[Extracted records]
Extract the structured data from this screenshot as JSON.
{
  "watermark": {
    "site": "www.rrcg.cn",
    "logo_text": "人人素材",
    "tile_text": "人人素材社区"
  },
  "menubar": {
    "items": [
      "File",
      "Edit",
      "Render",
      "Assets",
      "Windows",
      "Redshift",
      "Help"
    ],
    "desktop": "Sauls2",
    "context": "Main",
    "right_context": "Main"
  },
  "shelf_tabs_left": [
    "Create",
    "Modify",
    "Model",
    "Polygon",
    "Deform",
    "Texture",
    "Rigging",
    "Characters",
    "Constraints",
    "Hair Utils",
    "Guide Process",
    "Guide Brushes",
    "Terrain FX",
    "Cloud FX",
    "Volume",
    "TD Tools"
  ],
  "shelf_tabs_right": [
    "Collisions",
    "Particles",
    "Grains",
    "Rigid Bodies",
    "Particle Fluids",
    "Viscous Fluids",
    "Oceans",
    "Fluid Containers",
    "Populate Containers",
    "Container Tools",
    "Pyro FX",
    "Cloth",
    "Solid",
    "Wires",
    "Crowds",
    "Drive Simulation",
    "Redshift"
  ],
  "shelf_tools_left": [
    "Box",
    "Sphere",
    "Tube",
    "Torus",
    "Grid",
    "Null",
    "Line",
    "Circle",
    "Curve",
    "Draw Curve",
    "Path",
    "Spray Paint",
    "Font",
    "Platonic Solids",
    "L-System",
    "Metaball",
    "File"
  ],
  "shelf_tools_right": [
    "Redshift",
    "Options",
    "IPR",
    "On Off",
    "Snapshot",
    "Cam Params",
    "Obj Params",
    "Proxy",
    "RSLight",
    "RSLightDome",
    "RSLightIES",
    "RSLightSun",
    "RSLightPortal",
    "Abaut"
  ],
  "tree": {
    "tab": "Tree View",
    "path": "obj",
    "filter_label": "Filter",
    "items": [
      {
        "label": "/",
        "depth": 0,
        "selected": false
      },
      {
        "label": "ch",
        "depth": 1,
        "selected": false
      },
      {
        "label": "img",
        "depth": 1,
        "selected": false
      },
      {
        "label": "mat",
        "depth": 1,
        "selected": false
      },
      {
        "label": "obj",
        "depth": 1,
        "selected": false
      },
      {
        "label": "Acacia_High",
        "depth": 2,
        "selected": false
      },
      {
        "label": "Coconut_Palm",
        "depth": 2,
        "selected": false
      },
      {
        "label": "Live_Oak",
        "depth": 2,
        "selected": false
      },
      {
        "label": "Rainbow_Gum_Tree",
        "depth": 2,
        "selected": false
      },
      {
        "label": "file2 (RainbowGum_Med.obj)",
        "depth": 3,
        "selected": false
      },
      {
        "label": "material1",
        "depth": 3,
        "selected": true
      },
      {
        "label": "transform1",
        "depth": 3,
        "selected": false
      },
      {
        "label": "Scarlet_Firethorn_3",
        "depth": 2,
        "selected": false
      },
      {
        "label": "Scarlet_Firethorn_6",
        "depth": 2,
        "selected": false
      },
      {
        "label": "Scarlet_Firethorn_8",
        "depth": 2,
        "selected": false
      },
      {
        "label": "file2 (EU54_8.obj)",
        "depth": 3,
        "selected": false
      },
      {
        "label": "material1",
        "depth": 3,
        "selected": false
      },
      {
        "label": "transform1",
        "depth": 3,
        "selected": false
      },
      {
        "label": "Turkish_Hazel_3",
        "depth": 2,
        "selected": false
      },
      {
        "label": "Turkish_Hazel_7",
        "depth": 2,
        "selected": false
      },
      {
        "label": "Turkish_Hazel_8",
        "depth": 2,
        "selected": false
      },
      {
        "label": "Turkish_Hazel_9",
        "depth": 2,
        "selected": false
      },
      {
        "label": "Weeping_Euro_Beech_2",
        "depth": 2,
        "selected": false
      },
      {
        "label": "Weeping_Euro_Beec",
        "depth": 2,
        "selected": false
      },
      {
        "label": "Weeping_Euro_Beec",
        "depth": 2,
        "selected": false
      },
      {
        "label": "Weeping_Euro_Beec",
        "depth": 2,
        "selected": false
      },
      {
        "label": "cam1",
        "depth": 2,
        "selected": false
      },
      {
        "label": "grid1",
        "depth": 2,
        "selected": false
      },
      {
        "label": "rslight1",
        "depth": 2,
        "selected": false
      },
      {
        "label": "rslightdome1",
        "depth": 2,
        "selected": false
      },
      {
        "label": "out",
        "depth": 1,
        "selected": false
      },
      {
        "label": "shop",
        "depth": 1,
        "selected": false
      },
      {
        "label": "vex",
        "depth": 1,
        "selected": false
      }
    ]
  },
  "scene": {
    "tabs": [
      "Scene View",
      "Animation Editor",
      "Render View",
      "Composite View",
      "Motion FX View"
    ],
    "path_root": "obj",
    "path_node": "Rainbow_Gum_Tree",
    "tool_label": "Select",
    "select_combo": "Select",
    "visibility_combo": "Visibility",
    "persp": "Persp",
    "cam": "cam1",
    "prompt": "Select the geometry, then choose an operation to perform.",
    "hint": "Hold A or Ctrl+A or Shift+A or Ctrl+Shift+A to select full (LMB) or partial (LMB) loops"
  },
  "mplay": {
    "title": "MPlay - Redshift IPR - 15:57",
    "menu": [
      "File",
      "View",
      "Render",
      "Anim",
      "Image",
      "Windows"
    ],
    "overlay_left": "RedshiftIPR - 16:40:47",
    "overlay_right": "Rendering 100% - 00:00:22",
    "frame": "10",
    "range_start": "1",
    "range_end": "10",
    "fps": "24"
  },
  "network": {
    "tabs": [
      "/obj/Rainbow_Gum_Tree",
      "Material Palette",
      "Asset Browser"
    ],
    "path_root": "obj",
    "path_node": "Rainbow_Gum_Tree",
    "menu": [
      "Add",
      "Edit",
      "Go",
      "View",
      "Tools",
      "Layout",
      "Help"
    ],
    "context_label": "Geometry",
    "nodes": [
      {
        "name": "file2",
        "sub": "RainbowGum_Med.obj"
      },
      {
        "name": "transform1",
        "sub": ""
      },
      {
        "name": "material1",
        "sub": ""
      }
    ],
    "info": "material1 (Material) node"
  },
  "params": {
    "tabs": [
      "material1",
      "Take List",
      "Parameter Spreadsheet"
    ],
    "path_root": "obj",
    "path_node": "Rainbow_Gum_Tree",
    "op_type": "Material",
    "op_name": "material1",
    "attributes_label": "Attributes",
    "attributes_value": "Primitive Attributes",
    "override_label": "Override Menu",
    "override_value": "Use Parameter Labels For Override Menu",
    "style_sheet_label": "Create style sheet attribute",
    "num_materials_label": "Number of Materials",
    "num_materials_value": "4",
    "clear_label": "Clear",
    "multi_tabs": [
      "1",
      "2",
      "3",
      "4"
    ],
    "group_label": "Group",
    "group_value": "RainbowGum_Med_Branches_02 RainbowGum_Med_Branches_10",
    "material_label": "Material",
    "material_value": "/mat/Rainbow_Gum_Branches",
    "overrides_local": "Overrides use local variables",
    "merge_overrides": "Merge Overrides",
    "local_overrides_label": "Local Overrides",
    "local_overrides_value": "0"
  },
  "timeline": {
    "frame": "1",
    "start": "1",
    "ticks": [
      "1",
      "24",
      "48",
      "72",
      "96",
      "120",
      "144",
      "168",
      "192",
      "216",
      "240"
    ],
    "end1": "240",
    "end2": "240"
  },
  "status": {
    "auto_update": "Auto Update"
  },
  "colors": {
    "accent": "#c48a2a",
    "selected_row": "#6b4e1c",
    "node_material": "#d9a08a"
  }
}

**WRITTEN PROBLEM:**
The records above should be returned exactly.

**TASK RESULT:**
Extract the structured data from this screenshot as JSON.
{
  "watermark": {
    "site": "www.rrcg.cn",
    "logo_text": "人人素材",
    "tile_text": "人人素材社区"
  },
  "menubar": {
    "items": [
      "File",
      "Edit",
      "Render",
      "Assets",
      "Windows",
      "Redshift",
      "Help"
    ],
    "desktop": "Sauls2",
    "context": "Main",
    "right_context": "Main"
  },
  "shelf_tabs_left": [
    "Create",
    "Modify",
    "Model",
    "Polygon",
    "Deform",
    "Texture",
    "Rigging",
    "Characters",
    "Constraints",
    "Hair Utils",
    "Guide Process",
    "Guide Brushes",
    "Terrain FX",
    "Cloud FX",
    "Volume",
    "TD Tools"
  ],
  "shelf_tabs_right": [
    "Collisions",
    "Particles",
    "Grains",
    "Rigid Bodies",
    "Particle Fluids",
    "Viscous Fluids",
    "Oceans",
    "Fluid Containers",
    "Populate Containers",
    "Container Tools",
    "Pyro FX",
    "Cloth",
    "Solid",
    "Wires",
    "Crowds",
    "Drive Simulation",
    "Redshift"
  ],
  "shelf_tools_left": [
    "Box",
    "Sphere",
    "Tube",
    "Torus",
    "Grid",
    "Null",
    "Line",
    "Circle",
    "Curve",
    "Draw Curve",
    "Path",
    "Spray Paint",
    "Font",
    "Platonic Solids",
    "L-System",
    "Metaball",
    "File"
  ],
  "shelf_tools_right": [
    "Redshift",
    "Options",
    "IPR",
    "On Off",
    "Snapshot",
    "Cam Params",
    "Obj Params",
    "Proxy",
    "RSLight",
    "RSLightDome",
    "RSLightIES",
    "RSLightSun",
    "RSLightPortal",
    "Abaut"
  ],
  "tree": {
    "tab": "Tree View",
    "path": "obj",
    "filter_label": "Filter",
    "items": [
      {
        "label": "/",
        "depth": 0,
        "selected": false
      },
      {
        "label": "ch",
        "depth": 1,
        "selected": false
      },
      {
        "label": "img",
        "depth": 1,
        "selected": false
      },
      {
        "label": "mat",
        "depth": 1,
        "selected": false
      },
      {
        "label": "obj",
        "depth": 1,
        "selected": false
      },
      {
        "label": "Acacia_High",
        "depth": 2,
        "selected": false
      },
      {
        "label": "Coconut_Palm",
        "depth": 2,
        "selected": false
      },
      {
        "label": "Live_Oak",
        "depth": 2,
        "selected": false
      },
      {
        "label": "Rainbow_Gum_Tree",
        "depth": 2,
        "selected": false
      },
      {
        "label": "file2 (RainbowGum_Med.obj)",
        "depth": 3,
        "selected": false
      },
      {
        "label": "material1",
        "depth": 3,
        "selected": true
      },
      {
        "label": "transform1",
        "depth": 3,
        "selected": false
      },
      {
        "label": "Scarlet_Firethorn_3",
        "depth": 2,
        "selected": false
      },
      {
        "label": "Scarlet_Firethorn_6",
        "depth": 2,
        "selected": false
      },
      {
        "label": "Scarlet_Firethorn_8",
        "depth": 2,
        "selected": false
      },
      {
        "label": "file2 (EU54_8.obj)",
        "depth": 3,
        "selected": false
      },
      {
        "label": "material1",
        "depth": 3,
        "selected": false
      },
      {
        "label": "transform1",
        "depth": 3,
        "selected": false
      },
      {
        "label": "Turkish_Hazel_3",
        "depth": 2,
        "selected": false
      },
      {
        "label": "Turkish_Hazel_7",
        "depth": 2,
        "selected": false
      },
      {
        "label": "Turkish_Hazel_8",
        "depth": 2,
        "selected": false
      },
      {
        "label": "Turkish_Hazel_9",
        "depth": 2,
        "selected": false
      },
      {
        "label": "Weeping_Euro_Beech_2",
        "depth": 2,
        "selected": false
      },
      {
        "label": "Weeping_Euro_Beec",
        "depth": 2,
        "selected": false
      },
      {
        "label": "Weeping_Euro_Beec",
        "depth": 2,
        "selected": false
      },
      {
        "label": "Weeping_Euro_Beec",
        "depth": 2,
        "selected": false
      },
      {
        "label": "cam1",
        "depth": 2,
        "selected": false
      },
      {
        "label": "grid1",
        "depth": 2,
        "selected": false
      },
      {
        "label": "rslight1",
        "depth": 2,
        "selected": false
      },
      {
        "label": "rslightdome1",
        "depth": 2,
        "selected": false
      },
      {
        "label": "out",
        "depth": 1,
        "selected": false
      },
      {
        "label": "shop",
        "depth": 1,
        "selected": false
      },
      {
        "label": "vex",
        "depth": 1,
        "selected": false
      }
    ]
  },
  "scene": {
    "tabs": [
      "Scene View",
      "Animation Editor",
      "Render View",
      "Composite View",
      "Motion FX View"
    ],
    "path_root": "obj",
    "path_node": "Rainbow_Gum_Tree",
    "tool_label": "Select",
    "select_combo": "Select",
    "visibility_combo": "Visibility",
    "persp": "Persp",
    "cam": "cam1",
    "prompt": "Select the geometry, then choose an operation to perform.",
    "hint": "Hold A or Ctrl+A or Shift+A or Ctrl+Shift+A to select full (LMB) or partial (LMB) loops"
  },
  "mplay": {
    "title": "MPlay - Redshift IPR - 15:57",
    "menu": [
      "File",
      "View",
      "Render",
      "Anim",
      "Image",
      "Windows"
    ],
    "overlay_left": "RedshiftIPR - 16:40:47",
    "overlay_right": "Rendering 100% - 00:00:22",
    "frame": "10",
    "range_start": "1",
    "range_end": "10",
    "fps": "24"
  },
  "network": {
    "tabs": [
      "/obj/Rainbow_Gum_Tree",
      "Material Palette",
      "Asset Browser"
    ],
    "path_root": "obj",
    "path_node": "Rainbow_Gum_Tree",
    "menu": [
      "Add",
      "Edit",
      "Go",
      "View",
      "Tools",
      "Layout",
      "Help"
    ],
    "context_label": "Geometry",
    "nodes": [
      {
        "name": "file2",
        "sub": "RainbowGum_Med.obj"
      },
      {
        "name": "transform1",
        "sub": ""
      },
      {
        "name": "material1",
        "sub": ""
      }
    ],
    "info": "material1 (Material) node"
  },
  "params": {
    "tabs": [
      "material1",
      "Take List",
      "Parameter Spreadsheet"
    ],
    "path_root": "obj",
    "path_node": "Rainbow_Gum_Tree",
    "op_type": "Material",
    "op_name": "material1",
    "attributes_label": "Attributes",
    "attributes_value": "Primitive Attributes",
    "override_label": "Override Menu",
    "override_value": "Use Parameter Labels For Override Menu",
    "style_sheet_label": "Create style sheet attribute",
    "num_materials_label": "Number of Materials",
    "num_materials_value": "4",
    "clear_label": "Clear",
    "multi_tabs": [
      "1",
      "2",
      "3",
      "4"
    ],
    "group_label": "Group",
    "group_value": "RainbowGum_Med_Branches_02 RainbowGum_Med_Branches_10",
    "material_label": "Material",
    "material_value": "/mat/Rainbow_Gum_Branches",
    "overrides_local": "Overrides use local variables",
    "merge_overrides": "Merge Overrides",
    "local_overrides_label": "Local Overrides",
    "local_overrides_value": "0"
  },
  "timeline": {
    "frame": "1",
    "start": "1",
    "ticks": [
      "1",
      "24",
      "48",
      "72",
      "96",
      "120",
      "144",
      "168",
      "192",
      "216",
      "240"
    ],
    "end1": "240",
    "end2": "240"
  },
  "status": {
    "auto_update": "Auto Update"
  },
  "colors": {
    "accent": "#c48a2a",
    "selected_row": "#6b4e1c",
    "node_material": "#d9a08a"
  }
}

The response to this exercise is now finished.